Stored entries

══════════

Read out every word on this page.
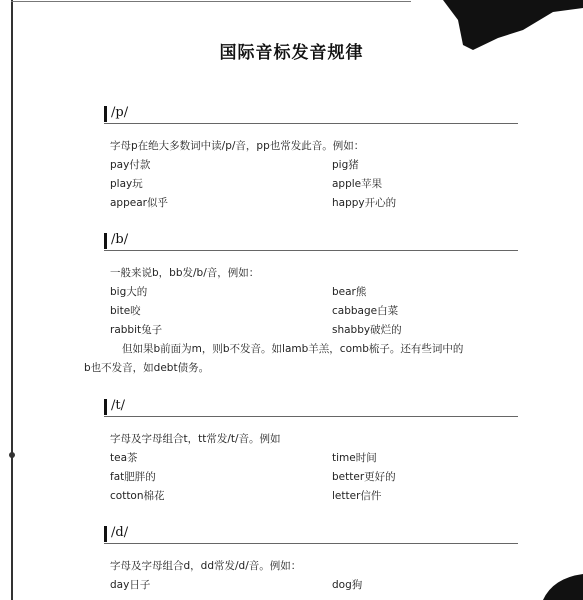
国际音标发音规律
/p/
字母p在绝大多数词中读/p/音，pp也常发此音。例如：
pay付款	pig猪
play玩	apple苹果
appear似乎	happy开心的
/b/
一般来说b，bb发/b/音，例如：
big大的	bear熊
bite咬	cabbage白菜
rabbit兔子	shabby破烂的
但如果b前面为m，则b不发音。如lamb羊羔，comb梳子。还有些词中的
b也不发音，如debt债务。
/t/
字母及字母组合t，tt常发/t/音。例如
tea茶	time时间
fat肥胖的	better更好的
cotton棉花	letter信件
/d/
字母及字母组合d，dd常发/d/音。例如：
day日子	dog狗
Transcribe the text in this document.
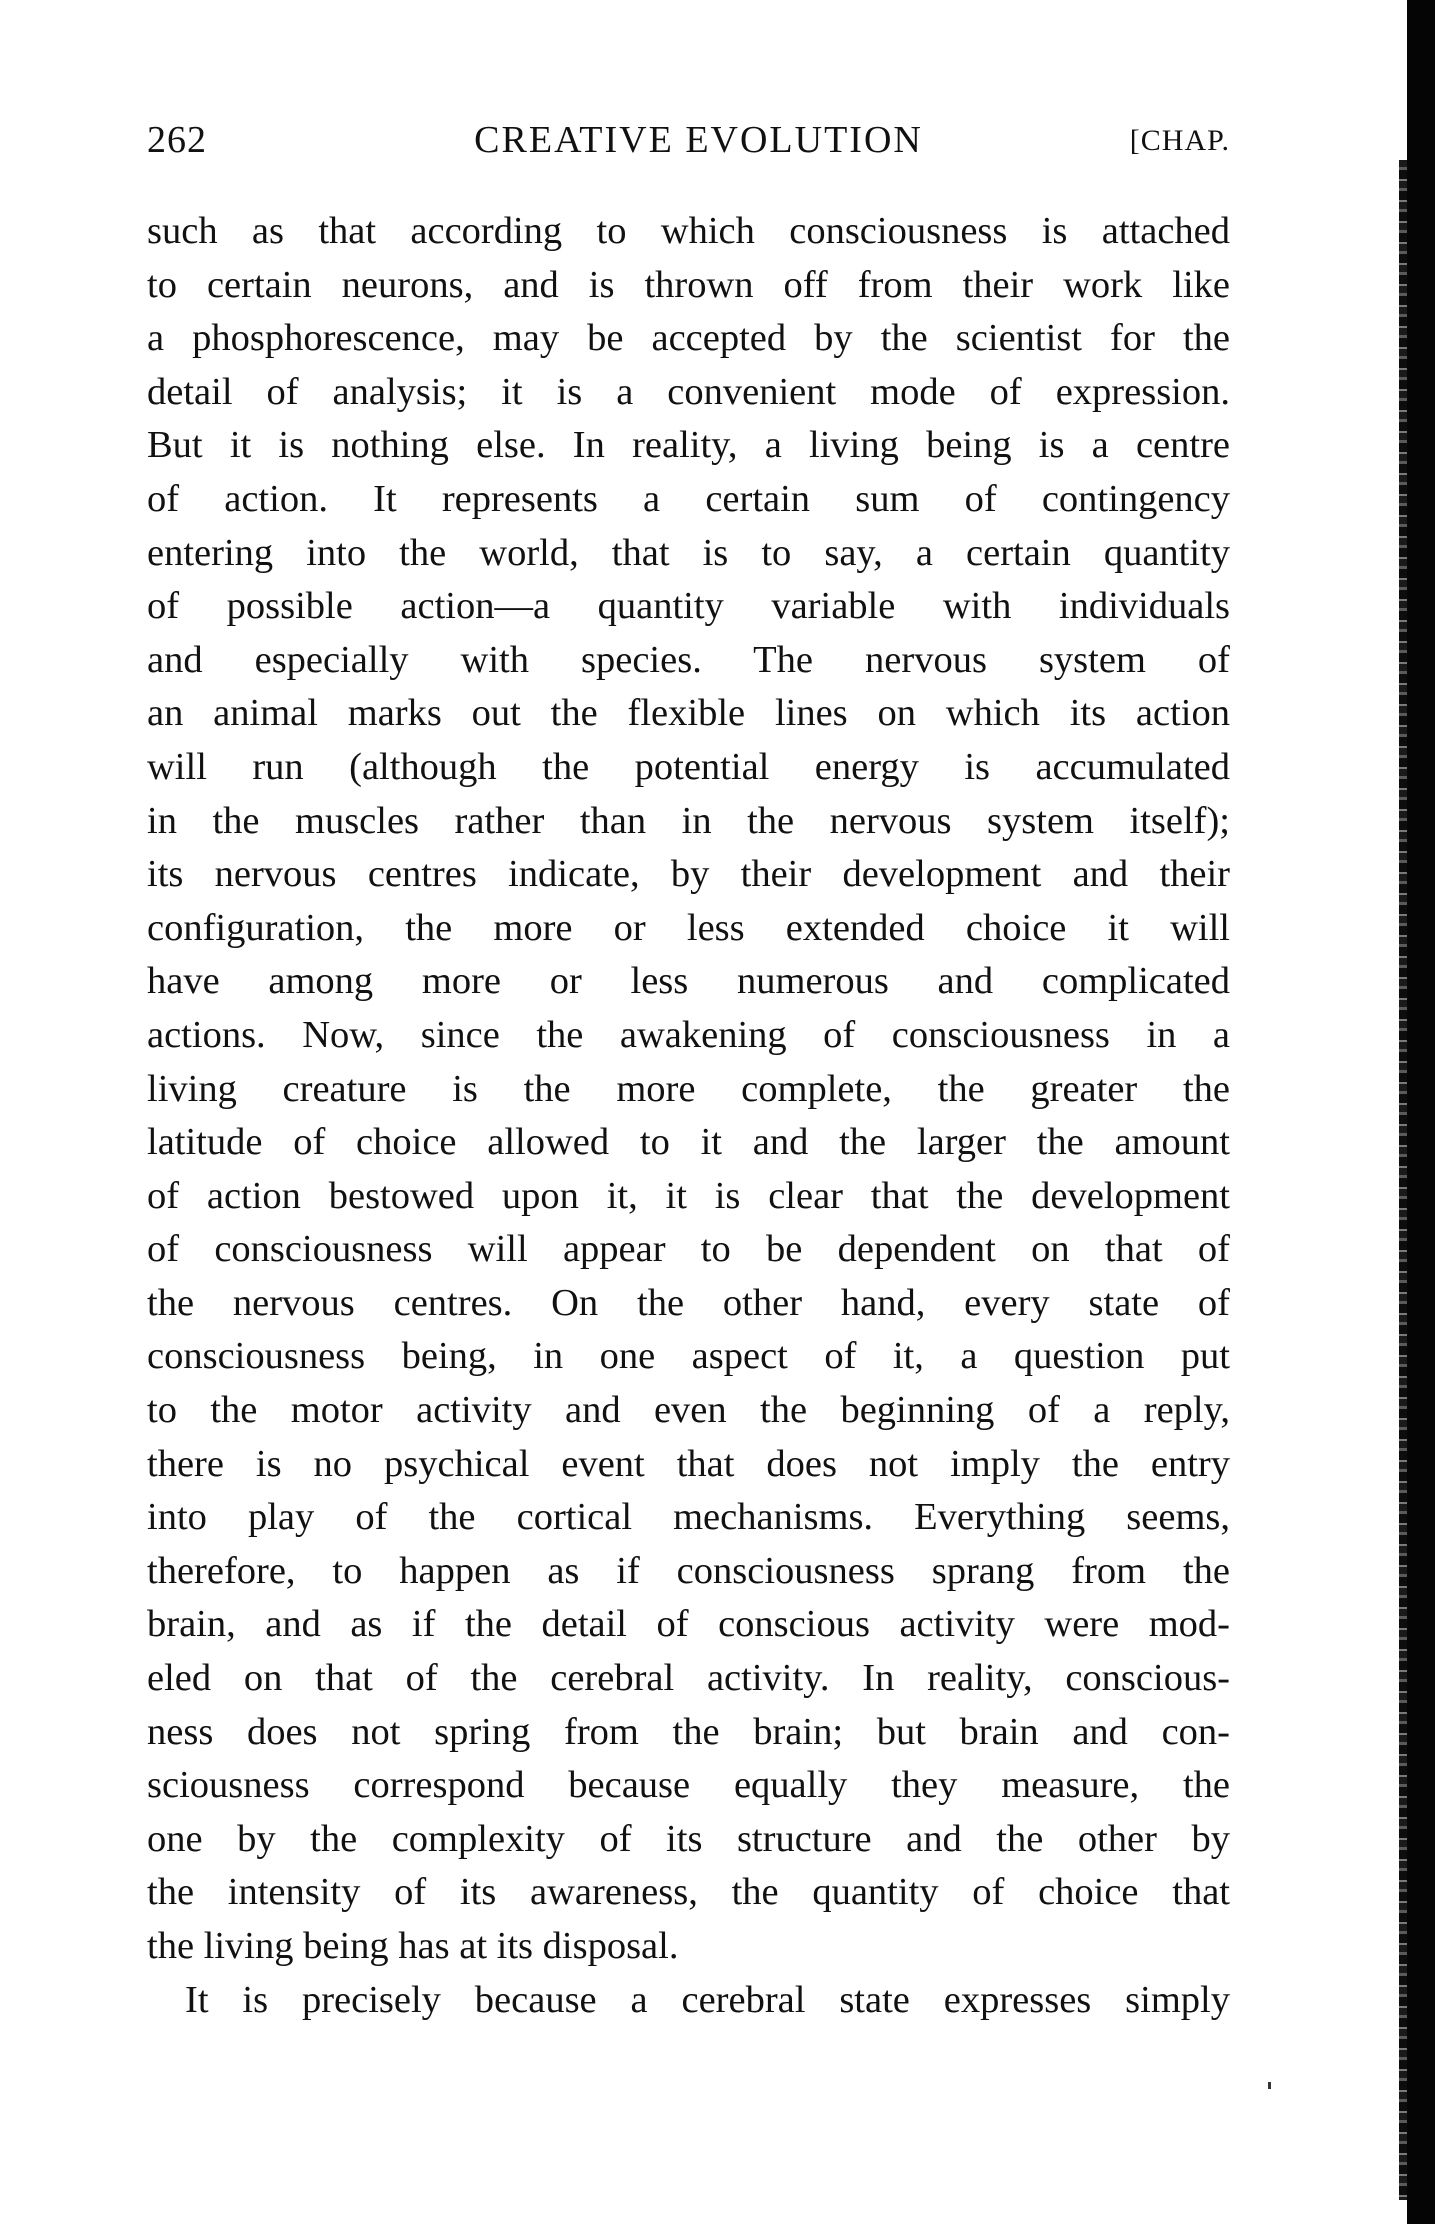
262	CREATIVE EVOLUTION	[CHAP.
such as that according to which consciousness is attached
to certain neurons, and is thrown off from their work like
a phosphorescence, may be accepted by the scientist for the
detail of analysis; it is a convenient mode of expression.
But it is nothing else. In reality, a living being is a centre
of action. It represents a certain sum of contingency
entering into the world, that is to say, a certain quantity
of possible action—a quantity variable with individuals
and especially with species. The nervous system of
an animal marks out the flexible lines on which its action
will run (although the potential energy is accumulated
in the muscles rather than in the nervous system itself);
its nervous centres indicate, by their development and their
configuration, the more or less extended choice it will
have among more or less numerous and complicated
actions. Now, since the awakening of consciousness in a
living creature is the more complete, the greater the
latitude of choice allowed to it and the larger the amount
of action bestowed upon it, it is clear that the development
of consciousness will appear to be dependent on that of
the nervous centres. On the other hand, every state of
consciousness being, in one aspect of it, a question put
to the motor activity and even the beginning of a reply,
there is no psychical event that does not imply the entry
into play of the cortical mechanisms. Everything seems,
therefore, to happen as if consciousness sprang from the
brain, and as if the detail of conscious activity were mod-
eled on that of the cerebral activity. In reality, conscious-
ness does not spring from the brain; but brain and con-
sciousness correspond because equally they measure, the
one by the complexity of its structure and the other by
the intensity of its awareness, the quantity of choice that
the living being has at its disposal.
It is precisely because a cerebral state expresses simply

══════════

* **Objective**:
Copy all the entries word for word. Omit any pictures.

* **Worked solution**:
Read out every word on this page.
国际音标发音规律
/p/
字母p在绝大多数词中读/p/音，pp也常发此音。例如：
pay付款	pig猪
play玩	apple苹果
appear似乎	happy开心的
/b/
一般来说b，bb发/b/音，例如：
big大的	bear熊
bite咬	cabbage白菜
rabbit兔子	shabby破烂的
但如果b前面为m，则b不发音。如lamb羊羔，comb梳子。还有些词中的
b也不发音，如debt债务。
/t/
字母及字母组合t，tt常发/t/音。例如
tea茶	time时间
fat肥胖的	better更好的
cotton棉花	letter信件
/d/
字母及字母组合d，dd常发/d/音。例如：
day日子	dog狗
Transcribe the text in this document.
262	CREATIVE EVOLUTION	[CHAP.
such as that according to which consciousness is attached
to certain neurons, and is thrown off from their work like
a phosphorescence, may be accepted by the scientist for the
detail of analysis; it is a convenient mode of expression.
But it is nothing else. In reality, a living being is a centre
of action. It represents a certain sum of contingency
entering into the world, that is to say, a certain quantity
of possible action—a quantity variable with individuals
and especially with species. The nervous system of
an animal marks out the flexible lines on which its action
will run (although the potential energy is accumulated
in the muscles rather than in the nervous system itself);
its nervous centres indicate, by their development and their
configuration, the more or less extended choice it will
have among more or less numerous and complicated
actions. Now, since the awakening of consciousness in a
living creature is the more complete, the greater the
latitude of choice allowed to it and the larger the amount
of action bestowed upon it, it is clear that the development
of consciousness will appear to be dependent on that of
the nervous centres. On the other hand, every state of
consciousness being, in one aspect of it, a question put
to the motor activity and even the beginning of a reply,
there is no psychical event that does not imply the entry
into play of the cortical mechanisms. Everything seems,
therefore, to happen as if consciousness sprang from the
brain, and as if the detail of conscious activity were mod-
eled on that of the cerebral activity. In reality, conscious-
ness does not spring from the brain; but brain and con-
sciousness correspond because equally they measure, the
one by the complexity of its structure and the other by
the intensity of its awareness, the quantity of choice that
the living being has at its disposal.
It is precisely because a cerebral state expresses simply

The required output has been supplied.